Dataset items:
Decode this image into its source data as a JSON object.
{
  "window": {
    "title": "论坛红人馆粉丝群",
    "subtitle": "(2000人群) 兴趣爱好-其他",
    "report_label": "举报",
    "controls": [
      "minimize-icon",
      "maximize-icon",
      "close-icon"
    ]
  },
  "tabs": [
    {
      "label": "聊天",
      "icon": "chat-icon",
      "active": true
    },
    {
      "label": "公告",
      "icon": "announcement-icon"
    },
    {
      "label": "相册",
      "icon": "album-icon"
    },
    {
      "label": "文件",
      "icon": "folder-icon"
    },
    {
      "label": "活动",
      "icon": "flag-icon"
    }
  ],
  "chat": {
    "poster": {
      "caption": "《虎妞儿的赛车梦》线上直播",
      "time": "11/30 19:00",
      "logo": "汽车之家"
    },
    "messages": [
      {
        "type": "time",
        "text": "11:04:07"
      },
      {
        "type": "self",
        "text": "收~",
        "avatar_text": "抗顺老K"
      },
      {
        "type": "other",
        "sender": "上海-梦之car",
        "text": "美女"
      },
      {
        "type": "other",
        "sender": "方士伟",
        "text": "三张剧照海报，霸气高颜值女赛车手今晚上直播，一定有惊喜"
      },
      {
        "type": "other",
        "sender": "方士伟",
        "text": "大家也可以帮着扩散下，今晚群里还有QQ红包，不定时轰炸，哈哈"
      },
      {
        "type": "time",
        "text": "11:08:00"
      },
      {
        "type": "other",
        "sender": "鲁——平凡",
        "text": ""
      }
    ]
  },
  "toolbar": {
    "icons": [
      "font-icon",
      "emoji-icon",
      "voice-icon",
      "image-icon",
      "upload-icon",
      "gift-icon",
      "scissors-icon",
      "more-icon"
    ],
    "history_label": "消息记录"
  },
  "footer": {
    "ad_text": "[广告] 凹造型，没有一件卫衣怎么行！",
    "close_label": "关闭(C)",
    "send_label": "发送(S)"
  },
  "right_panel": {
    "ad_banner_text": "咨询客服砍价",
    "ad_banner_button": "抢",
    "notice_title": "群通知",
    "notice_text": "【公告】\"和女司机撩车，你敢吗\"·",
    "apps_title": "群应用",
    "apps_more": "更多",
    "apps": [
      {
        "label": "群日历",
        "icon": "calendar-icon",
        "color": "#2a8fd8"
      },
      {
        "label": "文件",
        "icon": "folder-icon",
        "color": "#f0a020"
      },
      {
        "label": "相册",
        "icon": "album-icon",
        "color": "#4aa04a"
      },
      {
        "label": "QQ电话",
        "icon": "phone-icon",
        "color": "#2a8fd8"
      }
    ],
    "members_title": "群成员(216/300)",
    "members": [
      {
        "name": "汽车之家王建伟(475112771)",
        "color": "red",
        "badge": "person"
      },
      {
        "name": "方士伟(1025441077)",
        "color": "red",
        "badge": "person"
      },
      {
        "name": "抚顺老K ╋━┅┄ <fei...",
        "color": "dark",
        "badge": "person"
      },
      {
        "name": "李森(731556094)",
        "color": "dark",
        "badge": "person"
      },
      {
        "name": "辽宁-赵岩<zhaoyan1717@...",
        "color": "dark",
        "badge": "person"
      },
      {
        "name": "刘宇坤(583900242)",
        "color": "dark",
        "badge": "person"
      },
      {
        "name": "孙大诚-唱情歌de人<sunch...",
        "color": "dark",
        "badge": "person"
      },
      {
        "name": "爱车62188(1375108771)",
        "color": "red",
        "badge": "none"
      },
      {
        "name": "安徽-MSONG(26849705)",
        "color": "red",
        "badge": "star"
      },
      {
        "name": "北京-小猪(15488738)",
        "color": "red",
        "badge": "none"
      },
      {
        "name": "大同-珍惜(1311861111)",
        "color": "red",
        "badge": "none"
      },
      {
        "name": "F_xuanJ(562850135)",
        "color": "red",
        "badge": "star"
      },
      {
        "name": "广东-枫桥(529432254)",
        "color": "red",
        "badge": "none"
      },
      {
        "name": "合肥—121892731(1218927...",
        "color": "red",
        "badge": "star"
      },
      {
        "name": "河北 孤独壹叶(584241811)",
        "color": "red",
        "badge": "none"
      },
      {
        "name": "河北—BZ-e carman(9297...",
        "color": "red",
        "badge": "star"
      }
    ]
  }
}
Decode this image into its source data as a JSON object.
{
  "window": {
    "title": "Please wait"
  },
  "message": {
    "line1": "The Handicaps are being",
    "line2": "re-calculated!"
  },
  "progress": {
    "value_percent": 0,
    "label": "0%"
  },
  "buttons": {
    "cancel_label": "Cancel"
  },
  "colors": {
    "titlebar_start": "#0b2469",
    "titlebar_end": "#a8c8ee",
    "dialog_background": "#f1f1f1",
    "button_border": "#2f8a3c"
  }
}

Given request: Repeat the material above in full, keeping every word.

Output for this task:
Decode this image into its source data as a JSON object.
{
  "window": {
    "title": "论坛红人馆粉丝群",
    "subtitle": "(2000人群) 兴趣爱好-其他",
    "report_label": "举报",
    "controls": [
      "minimize-icon",
      "maximize-icon",
      "close-icon"
    ]
  },
  "tabs": [
    {
      "label": "聊天",
      "icon": "chat-icon",
      "active": true
    },
    {
      "label": "公告",
      "icon": "announcement-icon"
    },
    {
      "label": "相册",
      "icon": "album-icon"
    },
    {
      "label": "文件",
      "icon": "folder-icon"
    },
    {
      "label": "活动",
      "icon": "flag-icon"
    }
  ],
  "chat": {
    "poster": {
      "caption": "《虎妞儿的赛车梦》线上直播",
      "time": "11/30 19:00",
      "logo": "汽车之家"
    },
    "messages": [
      {
        "type": "time",
        "text": "11:04:07"
      },
      {
        "type": "self",
        "text": "收~",
        "avatar_text": "抗顺老K"
      },
      {
        "type": "other",
        "sender": "上海-梦之car",
        "text": "美女"
      },
      {
        "type": "other",
        "sender": "方士伟",
        "text": "三张剧照海报，霸气高颜值女赛车手今晚上直播，一定有惊喜"
      },
      {
        "type": "other",
        "sender": "方士伟",
        "text": "大家也可以帮着扩散下，今晚群里还有QQ红包，不定时轰炸，哈哈"
      },
      {
        "type": "time",
        "text": "11:08:00"
      },
      {
        "type": "other",
        "sender": "鲁——平凡",
        "text": ""
      }
    ]
  },
  "toolbar": {
    "icons": [
      "font-icon",
      "emoji-icon",
      "voice-icon",
      "image-icon",
      "upload-icon",
      "gift-icon",
      "scissors-icon",
      "more-icon"
    ],
    "history_label": "消息记录"
  },
  "footer": {
    "ad_text": "[广告] 凹造型，没有一件卫衣怎么行！",
    "close_label": "关闭(C)",
    "send_label": "发送(S)"
  },
  "right_panel": {
    "ad_banner_text": "咨询客服砍价",
    "ad_banner_button": "抢",
    "notice_title": "群通知",
    "notice_text": "【公告】\"和女司机撩车，你敢吗\"·",
    "apps_title": "群应用",
    "apps_more": "更多",
    "apps": [
      {
        "label": "群日历",
        "icon": "calendar-icon",
        "color": "#2a8fd8"
      },
      {
        "label": "文件",
        "icon": "folder-icon",
        "color": "#f0a020"
      },
      {
        "label": "相册",
        "icon": "album-icon",
        "color": "#4aa04a"
      },
      {
        "label": "QQ电话",
        "icon": "phone-icon",
        "color": "#2a8fd8"
      }
    ],
    "members_title": "群成员(216/300)",
    "members": [
      {
        "name": "汽车之家王建伟(475112771)",
        "color": "red",
        "badge": "person"
      },
      {
        "name": "方士伟(1025441077)",
        "color": "red",
        "badge": "person"
      },
      {
        "name": "抚顺老K ╋━┅┄ <fei...",
        "color": "dark",
        "badge": "person"
      },
      {
        "name": "李森(731556094)",
        "color": "dark",
        "badge": "person"
      },
      {
        "name": "辽宁-赵岩<zhaoyan1717@...",
        "color": "dark",
        "badge": "person"
      },
      {
        "name": "刘宇坤(583900242)",
        "color": "dark",
        "badge": "person"
      },
      {
        "name": "孙大诚-唱情歌de人<sunch...",
        "color": "dark",
        "badge": "person"
      },
      {
        "name": "爱车62188(1375108771)",
        "color": "red",
        "badge": "none"
      },
      {
        "name": "安徽-MSONG(26849705)",
        "color": "red",
        "badge": "star"
      },
      {
        "name": "北京-小猪(15488738)",
        "color": "red",
        "badge": "none"
      },
      {
        "name": "大同-珍惜(1311861111)",
        "color": "red",
        "badge": "none"
      },
      {
        "name": "F_xuanJ(562850135)",
        "color": "red",
        "badge": "star"
      },
      {
        "name": "广东-枫桥(529432254)",
        "color": "red",
        "badge": "none"
      },
      {
        "name": "合肥—121892731(1218927...",
        "color": "red",
        "badge": "star"
      },
      {
        "name": "河北 孤独壹叶(584241811)",
        "color": "red",
        "badge": "none"
      },
      {
        "name": "河北—BZ-e carman(9297...",
        "color": "red",
        "badge": "star"
      }
    ]
  }
}
Decode this image into its source data as a JSON object.
{
  "window": {
    "title": "Please wait"
  },
  "message": {
    "line1": "The Handicaps are being",
    "line2": "re-calculated!"
  },
  "progress": {
    "value_percent": 0,
    "label": "0%"
  },
  "buttons": {
    "cancel_label": "Cancel"
  },
  "colors": {
    "titlebar_start": "#0b2469",
    "titlebar_end": "#a8c8ee",
    "dialog_background": "#f1f1f1",
    "button_border": "#2f8a3c"
  }
}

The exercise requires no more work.